### [What you are asked to do]
Which lines in the material below contain the word "引导其回归"? Copy each of them.

○ ○ ○

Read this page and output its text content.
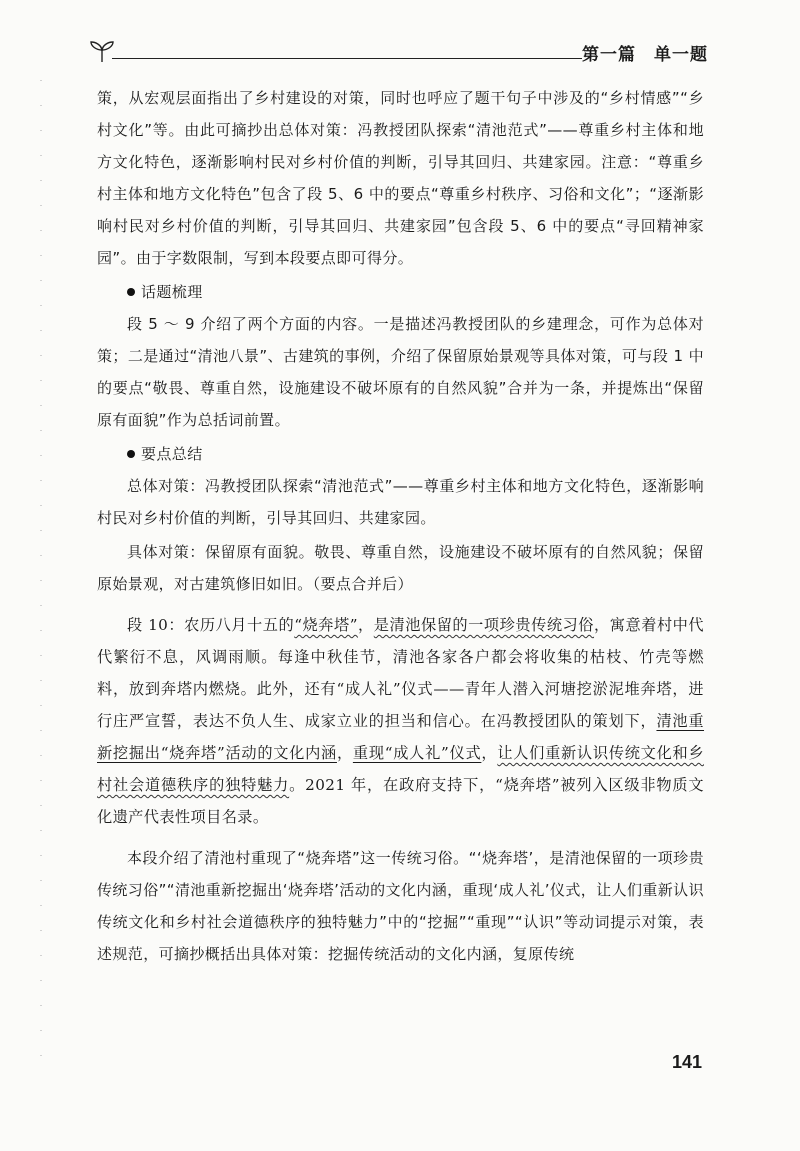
第一篇　单一题

策，从宏观层面指出了乡村建设的对策，同时也呼应了题干句子中涉及的“乡村情感”“乡村文化”等。由此可摘抄出总体对策：冯教授团队探索“清池范式”——尊重乡村主体和地方文化特色，逐渐影响村民对乡村价值的判断，引导其回归、共建家园。注意：“尊重乡村主体和地方文化特色”包含了段 5、6 中的要点“尊重乡村秩序、习俗和文化”；“逐渐影响村民对乡村价值的判断，引导其回归、共建家园”包含段 5、6 中的要点“寻回精神家园”。由于字数限制，写到本段要点即可得分。

话题梳理

段 5 ～ 9 介绍了两个方面的内容。一是描述冯教授团队的乡建理念，可作为总体对策；二是通过“清池八景”、古建筑的事例，介绍了保留原始景观等具体对策，可与段 1 中的要点“敬畏、尊重自然，设施建设不破坏原有的自然风貌”合并为一条，并提炼出“保留原有面貌”作为总括词前置。

要点总结

总体对策：冯教授团队探索“清池范式”——尊重乡村主体和地方文化特色，逐渐影响村民对乡村价值的判断，引导其回归、共建家园。

具体对策：保留原有面貌。敬畏、尊重自然，设施建设不破坏原有的自然风貌；保留原始景观，对古建筑修旧如旧。（要点合并后）

段 10：农历八月十五的“烧奔塔”，是清池保留的一项珍贵传统习俗，寓意着村中代代繁衍不息，风调雨顺。每逢中秋佳节，清池各家各户都会将收集的枯枝、竹壳等燃料，放到奔塔内燃烧。此外，还有“成人礼”仪式——青年人潜入河塘挖淤泥堆奔塔，进行庄严宣誓，表达不负人生、成家立业的担当和信心。在冯教授团队的策划下，清池重新挖掘出“烧奔塔”活动的文化内涵，重现“成人礼”仪式，让人们重新认识传统文化和乡村社会道德秩序的独特魅力。2021 年，在政府支持下，“烧奔塔”被列入区级非物质文化遗产代表性项目名录。

本段介绍了清池村重现了“烧奔塔”这一传统习俗。“‘烧奔塔’，是清池保留的一项珍贵传统习俗”“清池重新挖掘出‘烧奔塔’活动的文化内涵，重现‘成人礼’仪式，让人们重新认识传统文化和乡村社会道德秩序的独特魅力”中的“挖掘”“重现”“认识”等动词提示对策，表述规范，可摘抄概括出具体对策：挖掘传统活动的文化内涵，复原传统

141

○ ○ ○

### [Solution to the problem]
策，从宏观层面指出了乡村建设的对策，同时也呼应了题干句子中涉及的“乡村情感”“乡村文化”等。由此可摘抄出总体对策：冯教授团队探索“清池范式”——尊重乡村主体和地方文化特色，逐渐影响村民对乡村价值的判断，引导其回归、共建家园。注意：“尊重乡村主体和地方文化特色”包含了段 5、6 中的要点“尊重乡村秩序、习俗和文化”；“逐渐影响村民对乡村价值的判断，引导其回归、共建家园”包含段 5、6 中的要点“寻回精神家园”。由于字数限制，写到本段要点即可得分。
总体对策：冯教授团队探索“清池范式”——尊重乡村主体和地方文化特色，逐渐影响村民对乡村价值的判断，引导其回归、共建家园。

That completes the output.